LA VERITE SUR LE MCR (2): DU MOUVEMENT SECTIONNAIRE PARISIEN JACOBIN DE 1792-94 AUX « COMITES REVOLUTIONNAIRES » LIBYENS


 

LA VERITE SUR LE MCR (2): DU MOUVEMENT SECTIONNAIRE PARISIEN JACOBIN DE 1792-94 AUX « COMITES REVOLUTIONNAIRES » LIBYENS

   

LA VERITE SUR LE MCR (2) :
DU MOUVEMENT SECTIONNAIRE PARISIEN JACOBIN DE 1792-94
AUX « COMITES REVOLUTIONNAIRES » LIBYENS
Par Luc MICHEL
Président du MEDD-MCR,
Théoricien de la Démocratie Directe européenne
et du « Socialisme communautaire »
« Mais qui poussera les masses à prendre le pouvoir et à réaliser leurs propres objectifs politiques, économiques et sociaux ?
Qui défendra le nouveau régime ? »
(M. KAFDHAFI)
Comment s’est mise en place la Démocratie Directe dans sa version « Jamahyrienne » ?
Et quelle place y tiennent ses « Comités révolutionnaires » ?
Ses étapes éclairent à la fois son processus révolutionnaire et ses fondements idéologiques. « La trajectoire du régime libyen depuis 1969 peut s’analyser en une tentative sans cesse renouvelée de « révolution par le haut » visant à promouvoir le gouvernement par le bas, autrement dit le gouvernement direct du peuple, par le peuple, pour le peuple. »

**Données affichées:**
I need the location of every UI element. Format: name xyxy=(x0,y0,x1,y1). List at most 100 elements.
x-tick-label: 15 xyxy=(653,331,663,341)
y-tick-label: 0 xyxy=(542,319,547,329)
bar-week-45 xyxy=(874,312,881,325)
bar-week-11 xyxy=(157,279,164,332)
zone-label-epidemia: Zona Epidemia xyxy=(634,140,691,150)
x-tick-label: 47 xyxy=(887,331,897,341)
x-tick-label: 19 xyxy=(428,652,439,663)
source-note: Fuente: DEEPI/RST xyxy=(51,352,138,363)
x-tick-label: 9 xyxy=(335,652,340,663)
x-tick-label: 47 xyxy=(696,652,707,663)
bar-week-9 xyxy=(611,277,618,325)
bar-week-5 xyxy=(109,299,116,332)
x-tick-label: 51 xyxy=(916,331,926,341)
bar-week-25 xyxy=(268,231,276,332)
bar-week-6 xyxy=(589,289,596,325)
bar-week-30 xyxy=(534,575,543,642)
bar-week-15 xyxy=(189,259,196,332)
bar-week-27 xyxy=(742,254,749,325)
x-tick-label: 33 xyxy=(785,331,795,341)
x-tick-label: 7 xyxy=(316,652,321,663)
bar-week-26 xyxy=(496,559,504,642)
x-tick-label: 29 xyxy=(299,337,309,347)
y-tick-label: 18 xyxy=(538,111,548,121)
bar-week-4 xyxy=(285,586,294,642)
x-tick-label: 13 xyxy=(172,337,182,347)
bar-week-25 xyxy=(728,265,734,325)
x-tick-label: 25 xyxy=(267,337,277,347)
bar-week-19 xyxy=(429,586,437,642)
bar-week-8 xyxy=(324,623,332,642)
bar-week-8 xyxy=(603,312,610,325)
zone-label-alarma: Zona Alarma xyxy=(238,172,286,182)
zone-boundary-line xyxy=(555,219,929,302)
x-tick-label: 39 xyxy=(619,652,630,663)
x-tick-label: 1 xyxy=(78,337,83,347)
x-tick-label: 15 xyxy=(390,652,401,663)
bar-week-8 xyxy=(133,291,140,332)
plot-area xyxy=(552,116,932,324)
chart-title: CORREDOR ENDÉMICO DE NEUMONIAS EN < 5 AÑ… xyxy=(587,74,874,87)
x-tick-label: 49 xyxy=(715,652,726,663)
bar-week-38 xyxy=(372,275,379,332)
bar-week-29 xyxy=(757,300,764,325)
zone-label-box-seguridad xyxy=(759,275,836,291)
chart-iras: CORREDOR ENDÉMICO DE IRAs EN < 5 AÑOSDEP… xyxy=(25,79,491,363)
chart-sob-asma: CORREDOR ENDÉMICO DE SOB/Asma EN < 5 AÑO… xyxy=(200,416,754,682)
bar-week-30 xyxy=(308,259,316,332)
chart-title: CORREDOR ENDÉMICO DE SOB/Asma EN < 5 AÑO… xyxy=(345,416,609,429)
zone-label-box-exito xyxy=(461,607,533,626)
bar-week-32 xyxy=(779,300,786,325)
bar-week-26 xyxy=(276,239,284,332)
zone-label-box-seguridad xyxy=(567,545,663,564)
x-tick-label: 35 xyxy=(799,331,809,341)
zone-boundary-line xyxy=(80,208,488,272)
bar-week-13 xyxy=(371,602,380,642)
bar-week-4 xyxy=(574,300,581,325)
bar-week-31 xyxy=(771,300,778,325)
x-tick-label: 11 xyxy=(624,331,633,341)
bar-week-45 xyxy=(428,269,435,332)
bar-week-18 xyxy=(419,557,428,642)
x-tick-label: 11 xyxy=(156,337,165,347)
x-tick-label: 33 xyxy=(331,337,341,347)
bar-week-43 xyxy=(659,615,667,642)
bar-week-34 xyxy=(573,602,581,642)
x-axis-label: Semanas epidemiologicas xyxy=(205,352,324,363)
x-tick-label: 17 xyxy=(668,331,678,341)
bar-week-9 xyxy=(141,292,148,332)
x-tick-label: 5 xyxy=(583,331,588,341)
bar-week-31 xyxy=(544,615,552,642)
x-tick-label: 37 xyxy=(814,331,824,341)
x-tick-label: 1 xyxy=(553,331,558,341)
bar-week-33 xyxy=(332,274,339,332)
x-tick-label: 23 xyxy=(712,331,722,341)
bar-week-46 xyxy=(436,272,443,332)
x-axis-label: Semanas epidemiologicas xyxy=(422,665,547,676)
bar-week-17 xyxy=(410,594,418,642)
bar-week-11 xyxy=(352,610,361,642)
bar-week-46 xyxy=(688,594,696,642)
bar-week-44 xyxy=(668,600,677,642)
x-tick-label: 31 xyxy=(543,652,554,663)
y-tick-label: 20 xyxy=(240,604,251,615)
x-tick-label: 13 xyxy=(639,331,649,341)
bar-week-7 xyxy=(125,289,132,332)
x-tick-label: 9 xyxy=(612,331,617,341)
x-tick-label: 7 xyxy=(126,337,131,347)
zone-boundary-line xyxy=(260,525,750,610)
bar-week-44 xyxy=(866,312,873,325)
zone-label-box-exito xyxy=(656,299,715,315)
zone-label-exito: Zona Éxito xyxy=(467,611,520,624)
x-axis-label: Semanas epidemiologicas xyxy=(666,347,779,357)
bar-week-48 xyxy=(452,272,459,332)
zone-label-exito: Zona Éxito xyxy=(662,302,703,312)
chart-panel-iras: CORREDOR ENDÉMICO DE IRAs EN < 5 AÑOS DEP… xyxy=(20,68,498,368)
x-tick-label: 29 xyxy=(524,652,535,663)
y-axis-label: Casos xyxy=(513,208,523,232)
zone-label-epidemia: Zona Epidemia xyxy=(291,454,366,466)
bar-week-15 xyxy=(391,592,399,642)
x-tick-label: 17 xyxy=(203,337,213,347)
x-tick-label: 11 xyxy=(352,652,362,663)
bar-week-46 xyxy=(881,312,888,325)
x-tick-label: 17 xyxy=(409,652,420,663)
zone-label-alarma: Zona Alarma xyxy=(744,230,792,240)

**Consignes de l'exercice:**
1: Répondez aux questions suivantes à partir de l'extrait de page, en marquant chaque réponse de la même lettre.
(a) Qui signe l'extrait, et quelle présidence lui est attribuée ?
(b) À qui la citation placée en exergue est-elle attribuée ?
(c) Depuis quelle année la trajectoire du régime libyen est-elle analysée ?
2: Résumez l'extrait de page en deux phrases.

**Exercice corrigé:**
1:
(a) Luc Michel, présenté comme président du MEDD-MCR.
(b) À M. KAFDHAFI.
(c) Depuis 1969.

2: L'extrait, signé par Luc Michel, président du MEDD-MCR, s'interroge sur la mise en place de la Démocratie Directe dans sa version « Jamahyrienne » et sur la place qu'y tiennent ses « Comités révolutionnaires ». Il affirme que la trajectoire du régime libyen depuis 1969 peut s'analyser comme une tentative sans cesse renouvelée de « révolution par le haut » visant à promouvoir le gouvernement direct du peuple, par le peuple, pour le peuple.